# What you have to do
Transcribe every entry below word for word, but skip the pictures.

# Data records
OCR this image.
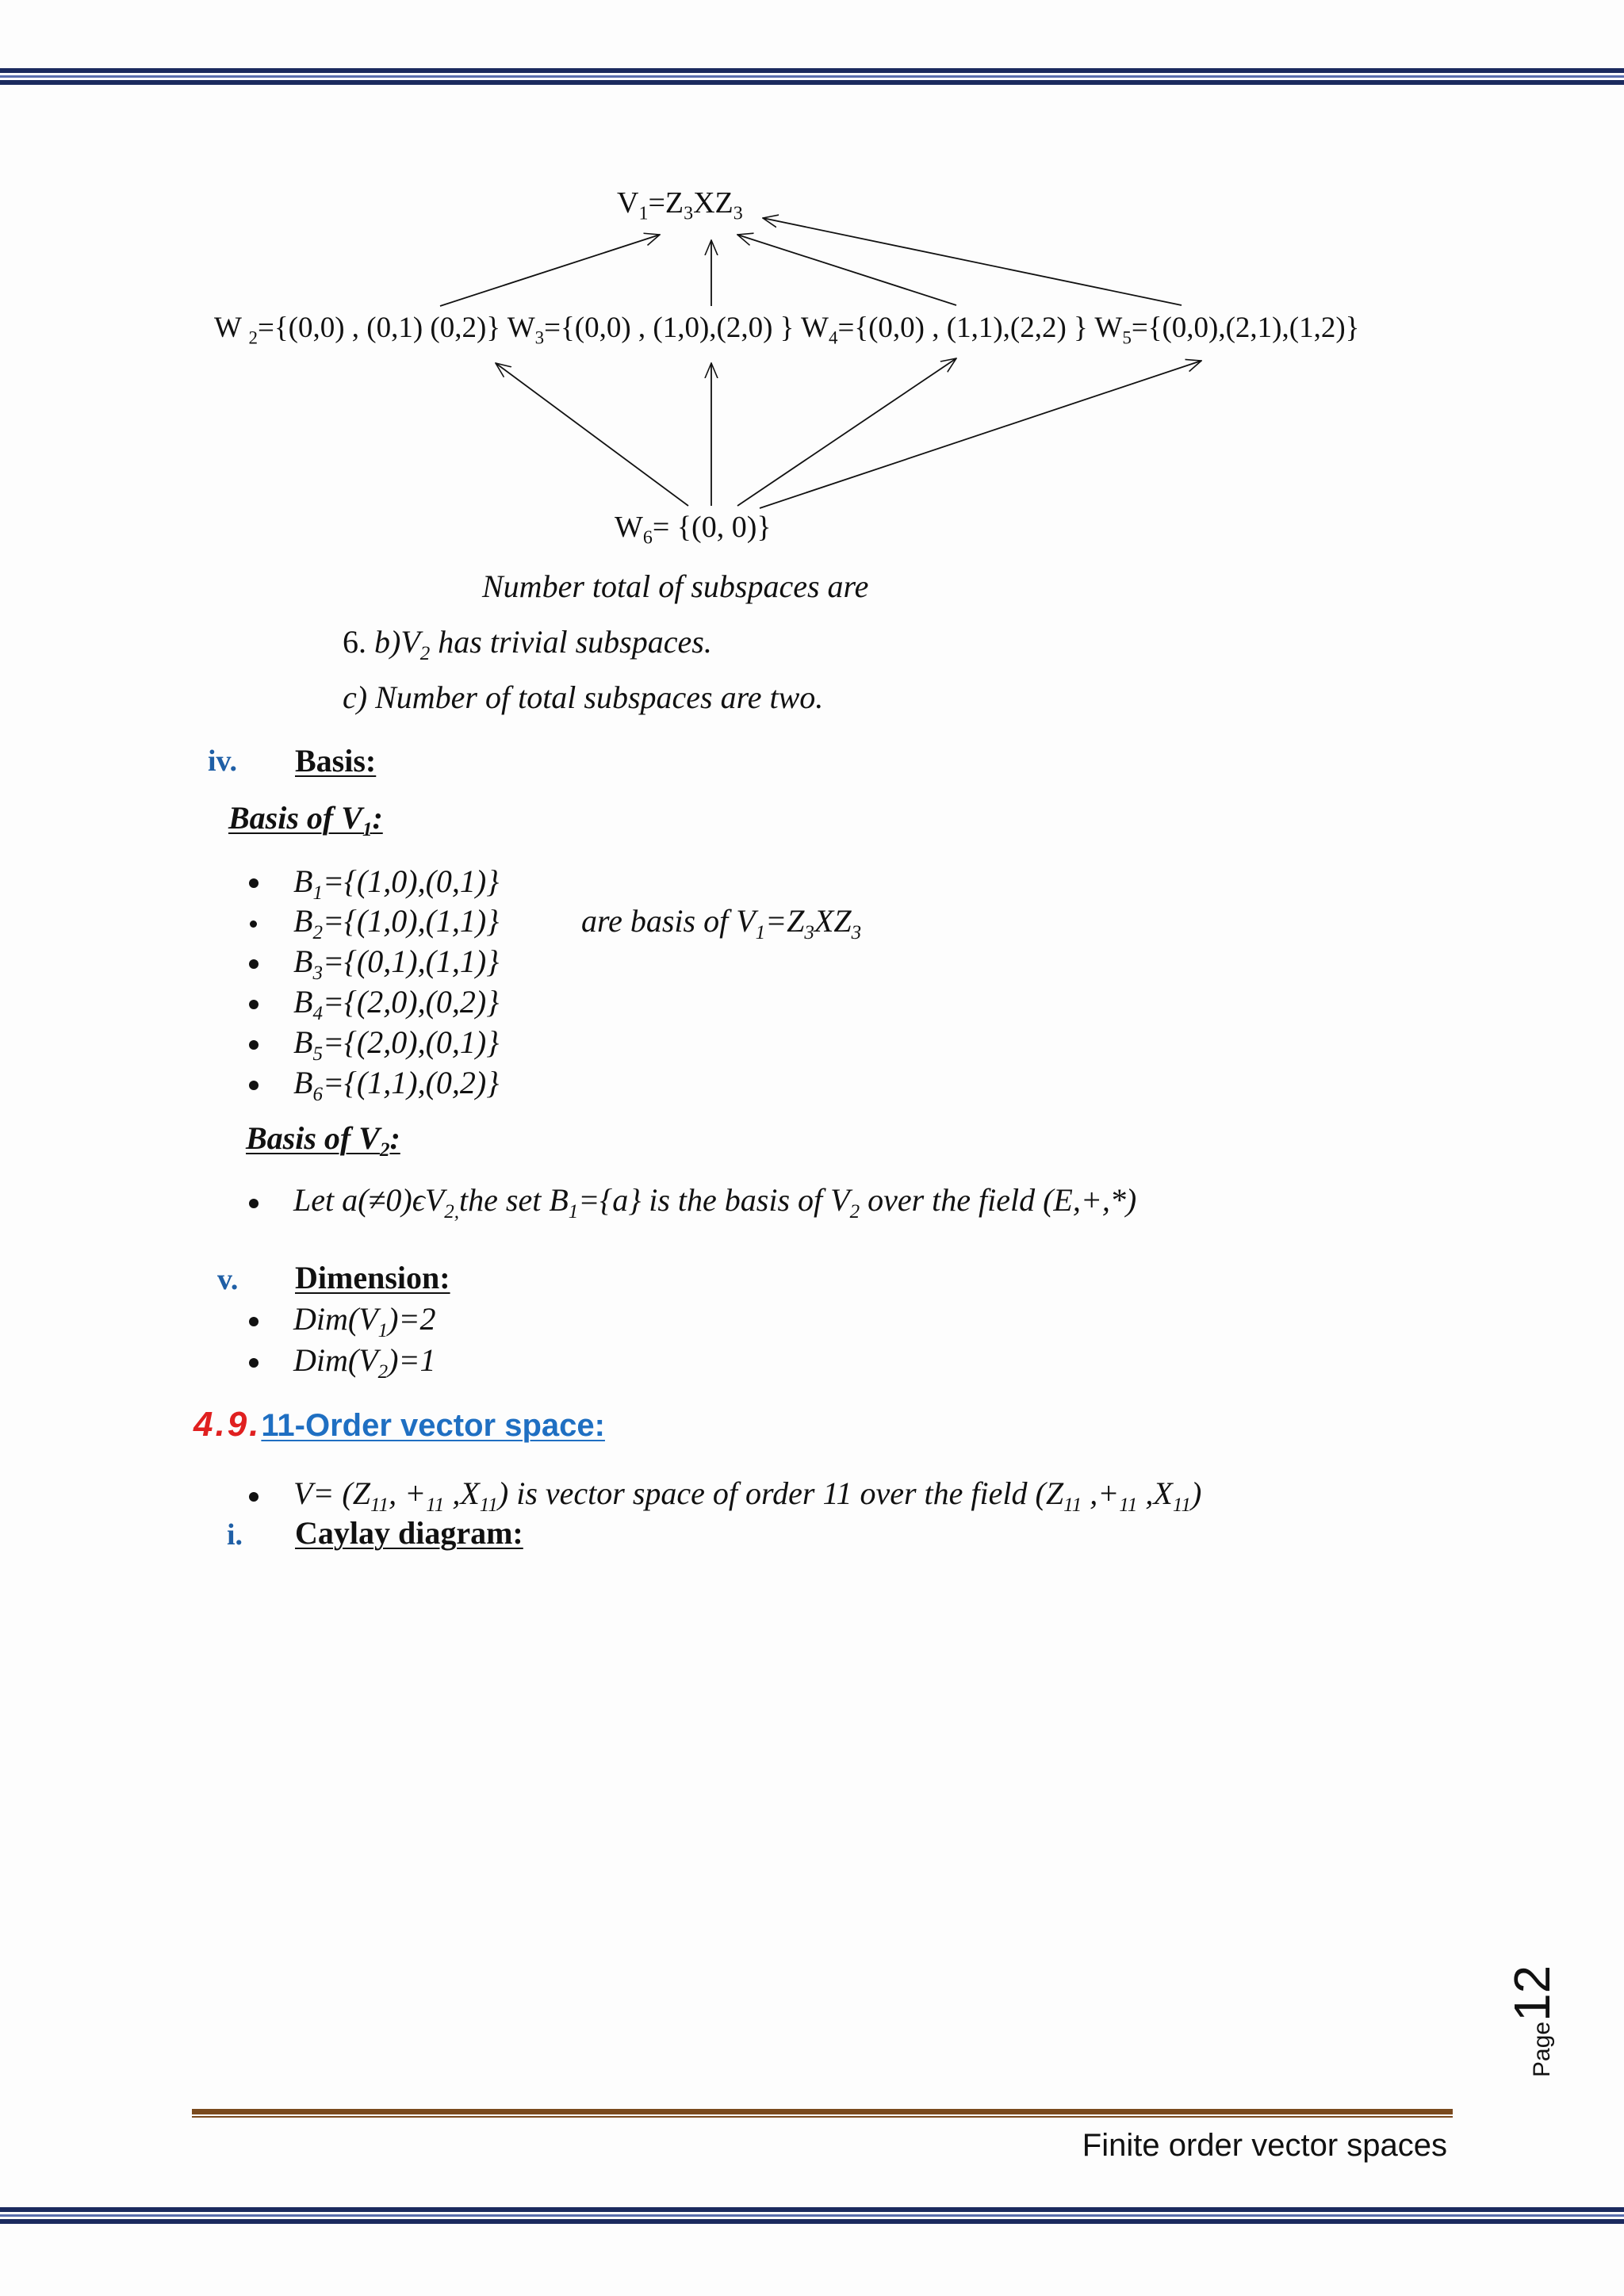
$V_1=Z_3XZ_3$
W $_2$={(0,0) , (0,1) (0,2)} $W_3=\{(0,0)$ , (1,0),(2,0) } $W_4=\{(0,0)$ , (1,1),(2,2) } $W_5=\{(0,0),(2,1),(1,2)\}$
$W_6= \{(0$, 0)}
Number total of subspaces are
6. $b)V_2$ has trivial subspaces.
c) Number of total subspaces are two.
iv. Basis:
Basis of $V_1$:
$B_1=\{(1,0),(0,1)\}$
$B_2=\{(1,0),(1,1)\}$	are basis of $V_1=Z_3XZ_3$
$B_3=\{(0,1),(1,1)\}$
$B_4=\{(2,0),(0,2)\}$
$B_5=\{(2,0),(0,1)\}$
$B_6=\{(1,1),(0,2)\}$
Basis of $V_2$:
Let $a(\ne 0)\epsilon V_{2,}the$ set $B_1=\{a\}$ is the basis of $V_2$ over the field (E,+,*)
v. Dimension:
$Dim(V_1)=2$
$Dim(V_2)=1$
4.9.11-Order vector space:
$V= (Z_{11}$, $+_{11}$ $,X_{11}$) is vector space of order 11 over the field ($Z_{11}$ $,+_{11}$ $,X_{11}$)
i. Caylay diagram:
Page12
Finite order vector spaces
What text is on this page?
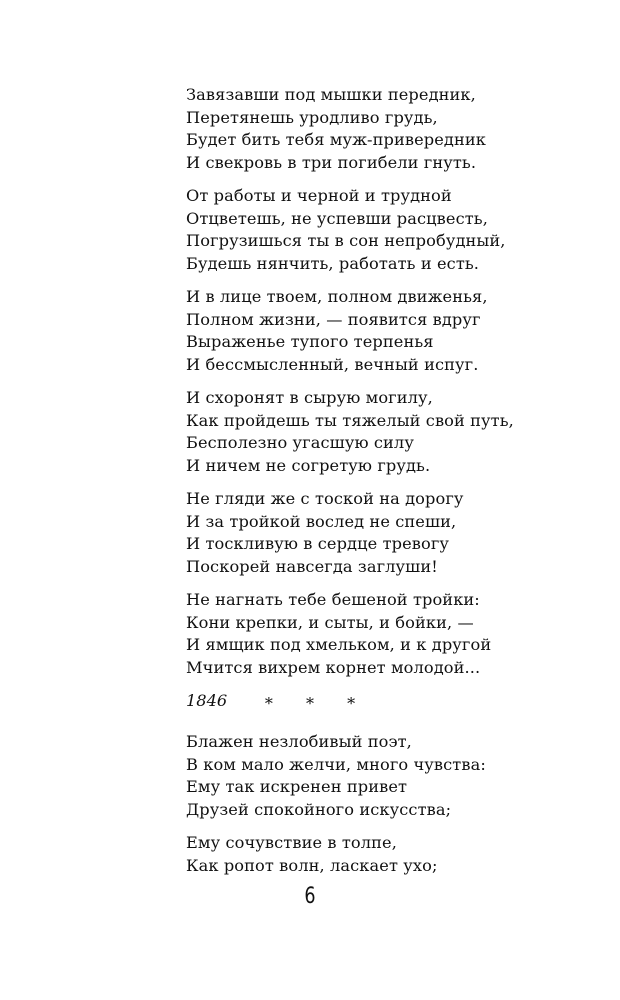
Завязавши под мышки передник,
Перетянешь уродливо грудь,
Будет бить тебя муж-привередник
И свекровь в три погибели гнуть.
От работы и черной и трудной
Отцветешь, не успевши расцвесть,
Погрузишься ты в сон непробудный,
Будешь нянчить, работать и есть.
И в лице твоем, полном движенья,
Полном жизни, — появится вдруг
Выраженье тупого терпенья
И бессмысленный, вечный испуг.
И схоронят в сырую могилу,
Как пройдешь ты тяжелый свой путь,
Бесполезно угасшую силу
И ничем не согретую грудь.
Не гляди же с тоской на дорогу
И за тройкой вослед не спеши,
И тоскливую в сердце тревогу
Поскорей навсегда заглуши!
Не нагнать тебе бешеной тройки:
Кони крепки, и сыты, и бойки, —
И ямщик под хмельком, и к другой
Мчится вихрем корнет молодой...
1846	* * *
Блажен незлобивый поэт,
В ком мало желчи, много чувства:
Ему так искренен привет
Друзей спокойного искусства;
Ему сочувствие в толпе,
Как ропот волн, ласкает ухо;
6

# Answer in full
OCR this image.
$V_1=Z_3XZ_3$
W $_2$={(0,0) , (0,1) (0,2)} $W_3=\{(0,0)$ , (1,0),(2,0) } $W_4=\{(0,0)$ , (1,1),(2,2) } $W_5=\{(0,0),(2,1),(1,2)\}$
$W_6= \{(0$, 0)}
Number total of subspaces are
6. $b)V_2$ has trivial subspaces.
c) Number of total subspaces are two.
iv. Basis:
Basis of $V_1$:
$B_1=\{(1,0),(0,1)\}$
$B_2=\{(1,0),(1,1)\}$	are basis of $V_1=Z_3XZ_3$
$B_3=\{(0,1),(1,1)\}$
$B_4=\{(2,0),(0,2)\}$
$B_5=\{(2,0),(0,1)\}$
$B_6=\{(1,1),(0,2)\}$
Basis of $V_2$:
Let $a(\ne 0)\epsilon V_{2,}the$ set $B_1=\{a\}$ is the basis of $V_2$ over the field (E,+,*)
v. Dimension:
$Dim(V_1)=2$
$Dim(V_2)=1$
4.9.11-Order vector space:
$V= (Z_{11}$, $+_{11}$ $,X_{11}$) is vector space of order 11 over the field ($Z_{11}$ $,+_{11}$ $,X_{11}$)
i. Caylay diagram:
Page12
Finite order vector spaces
What text is on this page?
Завязавши под мышки передник,
Перетянешь уродливо грудь,
Будет бить тебя муж-привередник
И свекровь в три погибели гнуть.
От работы и черной и трудной
Отцветешь, не успевши расцвесть,
Погрузишься ты в сон непробудный,
Будешь нянчить, работать и есть.
И в лице твоем, полном движенья,
Полном жизни, — появится вдруг
Выраженье тупого терпенья
И бессмысленный, вечный испуг.
И схоронят в сырую могилу,
Как пройдешь ты тяжелый свой путь,
Бесполезно угасшую силу
И ничем не согретую грудь.
Не гляди же с тоской на дорогу
И за тройкой вослед не спеши,
И тоскливую в сердце тревогу
Поскорей навсегда заглуши!
Не нагнать тебе бешеной тройки:
Кони крепки, и сыты, и бойки, —
И ямщик под хмельком, и к другой
Мчится вихрем корнет молодой...
1846	* * *
Блажен незлобивый поэт,
В ком мало желчи, много чувства:
Ему так искренен привет
Друзей спокойного искусства;
Ему сочувствие в толпе,
Как ропот волн, ласкает ухо;
6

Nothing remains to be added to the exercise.